▶ **WHAT IS NEEDED**:
Copy every line in which the string "CFDs" occurs.

▶ **RECORDS FOR THIS TASK**:
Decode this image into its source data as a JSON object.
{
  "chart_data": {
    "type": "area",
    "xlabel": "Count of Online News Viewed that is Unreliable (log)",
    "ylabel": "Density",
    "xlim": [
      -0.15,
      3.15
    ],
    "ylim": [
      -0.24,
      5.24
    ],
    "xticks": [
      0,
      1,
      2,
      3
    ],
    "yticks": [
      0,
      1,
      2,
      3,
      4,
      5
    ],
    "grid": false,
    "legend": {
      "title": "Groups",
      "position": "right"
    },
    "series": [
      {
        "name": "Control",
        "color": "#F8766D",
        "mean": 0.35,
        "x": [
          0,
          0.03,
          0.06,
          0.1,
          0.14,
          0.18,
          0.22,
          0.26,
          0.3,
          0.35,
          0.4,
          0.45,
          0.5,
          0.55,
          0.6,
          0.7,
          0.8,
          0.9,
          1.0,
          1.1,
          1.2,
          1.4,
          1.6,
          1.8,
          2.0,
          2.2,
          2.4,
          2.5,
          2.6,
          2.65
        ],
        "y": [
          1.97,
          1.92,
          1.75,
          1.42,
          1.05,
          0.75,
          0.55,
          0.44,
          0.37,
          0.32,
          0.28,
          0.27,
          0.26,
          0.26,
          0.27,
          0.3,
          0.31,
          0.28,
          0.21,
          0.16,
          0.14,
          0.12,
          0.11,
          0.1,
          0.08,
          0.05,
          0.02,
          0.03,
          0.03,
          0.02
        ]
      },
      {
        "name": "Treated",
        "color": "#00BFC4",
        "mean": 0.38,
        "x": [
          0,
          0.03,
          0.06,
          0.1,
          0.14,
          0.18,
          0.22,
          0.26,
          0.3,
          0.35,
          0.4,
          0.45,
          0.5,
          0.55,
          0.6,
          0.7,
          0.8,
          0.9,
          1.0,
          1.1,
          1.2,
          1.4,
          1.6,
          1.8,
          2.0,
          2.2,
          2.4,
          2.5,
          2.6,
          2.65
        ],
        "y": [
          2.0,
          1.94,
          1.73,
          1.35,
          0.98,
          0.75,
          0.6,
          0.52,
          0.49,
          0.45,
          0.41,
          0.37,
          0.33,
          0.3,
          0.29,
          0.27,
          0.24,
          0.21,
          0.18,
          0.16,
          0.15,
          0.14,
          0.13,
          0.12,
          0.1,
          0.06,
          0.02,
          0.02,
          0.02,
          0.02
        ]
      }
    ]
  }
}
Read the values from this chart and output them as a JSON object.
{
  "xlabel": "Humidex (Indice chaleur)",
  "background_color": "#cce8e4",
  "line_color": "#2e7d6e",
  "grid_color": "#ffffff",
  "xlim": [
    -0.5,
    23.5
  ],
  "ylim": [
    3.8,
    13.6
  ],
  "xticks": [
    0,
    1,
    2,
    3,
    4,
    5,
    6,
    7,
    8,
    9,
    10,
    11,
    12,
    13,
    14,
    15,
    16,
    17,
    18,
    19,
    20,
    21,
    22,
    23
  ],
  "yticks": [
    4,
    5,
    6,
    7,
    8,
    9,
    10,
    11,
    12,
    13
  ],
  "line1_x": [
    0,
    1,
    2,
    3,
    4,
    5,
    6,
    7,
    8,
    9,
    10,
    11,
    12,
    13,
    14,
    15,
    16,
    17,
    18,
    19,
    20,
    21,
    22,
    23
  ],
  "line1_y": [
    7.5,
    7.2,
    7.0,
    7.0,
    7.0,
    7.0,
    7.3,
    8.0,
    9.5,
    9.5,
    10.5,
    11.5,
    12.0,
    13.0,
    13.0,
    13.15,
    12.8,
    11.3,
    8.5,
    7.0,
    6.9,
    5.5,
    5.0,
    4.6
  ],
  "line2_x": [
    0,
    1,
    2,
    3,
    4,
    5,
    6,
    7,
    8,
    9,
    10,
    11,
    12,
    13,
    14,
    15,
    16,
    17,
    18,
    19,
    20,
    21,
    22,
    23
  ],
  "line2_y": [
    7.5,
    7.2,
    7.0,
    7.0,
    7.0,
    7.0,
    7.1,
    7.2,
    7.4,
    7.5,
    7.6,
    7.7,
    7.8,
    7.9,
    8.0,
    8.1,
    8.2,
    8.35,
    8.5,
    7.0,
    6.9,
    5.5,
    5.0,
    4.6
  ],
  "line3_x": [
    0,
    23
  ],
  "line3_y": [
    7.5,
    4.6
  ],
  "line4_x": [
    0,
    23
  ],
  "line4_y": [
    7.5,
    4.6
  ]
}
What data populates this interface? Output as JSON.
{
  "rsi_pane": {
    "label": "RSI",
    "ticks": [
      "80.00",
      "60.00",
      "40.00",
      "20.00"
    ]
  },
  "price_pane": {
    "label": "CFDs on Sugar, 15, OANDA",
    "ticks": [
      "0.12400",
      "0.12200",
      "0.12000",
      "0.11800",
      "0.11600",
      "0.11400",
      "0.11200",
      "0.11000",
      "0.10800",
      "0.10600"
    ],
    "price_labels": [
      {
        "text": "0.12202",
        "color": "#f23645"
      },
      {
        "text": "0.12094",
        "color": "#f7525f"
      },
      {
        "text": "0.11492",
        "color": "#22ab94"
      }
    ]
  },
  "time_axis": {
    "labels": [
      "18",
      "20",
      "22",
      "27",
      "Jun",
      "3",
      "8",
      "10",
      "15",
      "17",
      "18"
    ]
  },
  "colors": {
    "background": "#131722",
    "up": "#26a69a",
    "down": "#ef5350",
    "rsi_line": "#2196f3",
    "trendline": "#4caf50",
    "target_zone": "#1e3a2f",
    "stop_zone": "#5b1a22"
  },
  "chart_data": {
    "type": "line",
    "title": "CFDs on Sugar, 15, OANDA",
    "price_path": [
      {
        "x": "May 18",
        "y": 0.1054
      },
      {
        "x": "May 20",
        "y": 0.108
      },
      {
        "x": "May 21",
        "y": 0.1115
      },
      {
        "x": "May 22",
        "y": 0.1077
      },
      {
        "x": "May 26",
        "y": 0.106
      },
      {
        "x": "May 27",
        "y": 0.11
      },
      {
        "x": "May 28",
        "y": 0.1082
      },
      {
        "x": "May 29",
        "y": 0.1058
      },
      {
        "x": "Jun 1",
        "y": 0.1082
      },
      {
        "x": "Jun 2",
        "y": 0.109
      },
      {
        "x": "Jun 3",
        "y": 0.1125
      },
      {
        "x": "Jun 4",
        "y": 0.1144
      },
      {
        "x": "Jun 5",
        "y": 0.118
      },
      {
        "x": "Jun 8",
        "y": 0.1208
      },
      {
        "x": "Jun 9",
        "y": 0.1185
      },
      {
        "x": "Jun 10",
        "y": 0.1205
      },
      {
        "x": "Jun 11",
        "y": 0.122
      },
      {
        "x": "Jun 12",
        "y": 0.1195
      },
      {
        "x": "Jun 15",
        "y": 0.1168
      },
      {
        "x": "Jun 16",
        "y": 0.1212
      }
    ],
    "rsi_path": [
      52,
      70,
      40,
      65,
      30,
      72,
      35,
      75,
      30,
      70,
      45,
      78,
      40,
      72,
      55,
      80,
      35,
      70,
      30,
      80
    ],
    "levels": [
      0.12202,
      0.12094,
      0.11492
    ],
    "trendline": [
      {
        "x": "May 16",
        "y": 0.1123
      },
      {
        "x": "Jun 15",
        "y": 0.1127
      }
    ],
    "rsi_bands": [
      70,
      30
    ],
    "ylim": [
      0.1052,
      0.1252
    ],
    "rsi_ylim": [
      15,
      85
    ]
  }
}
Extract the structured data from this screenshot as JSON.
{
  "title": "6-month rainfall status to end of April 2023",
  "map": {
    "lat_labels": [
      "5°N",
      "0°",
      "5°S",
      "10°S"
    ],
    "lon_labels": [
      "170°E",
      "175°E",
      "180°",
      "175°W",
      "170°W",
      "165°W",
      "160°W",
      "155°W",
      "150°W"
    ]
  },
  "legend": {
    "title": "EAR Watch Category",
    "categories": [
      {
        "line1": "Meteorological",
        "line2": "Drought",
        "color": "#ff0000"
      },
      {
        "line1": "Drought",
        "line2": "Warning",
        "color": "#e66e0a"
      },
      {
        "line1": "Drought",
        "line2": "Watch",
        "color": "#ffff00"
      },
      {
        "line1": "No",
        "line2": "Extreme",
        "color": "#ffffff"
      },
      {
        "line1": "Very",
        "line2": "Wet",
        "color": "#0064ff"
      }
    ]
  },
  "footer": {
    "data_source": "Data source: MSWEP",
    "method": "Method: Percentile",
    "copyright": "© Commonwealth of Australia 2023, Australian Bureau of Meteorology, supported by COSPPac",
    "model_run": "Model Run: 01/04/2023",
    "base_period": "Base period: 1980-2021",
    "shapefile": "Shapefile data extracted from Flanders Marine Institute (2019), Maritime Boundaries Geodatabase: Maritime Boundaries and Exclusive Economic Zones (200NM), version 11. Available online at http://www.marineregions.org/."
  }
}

▶ **RESULT FOR THIS TASK**:
    "label": "CFDs on Sugar, 15, OANDA",
    "title": "CFDs on Sugar, 15, OANDA",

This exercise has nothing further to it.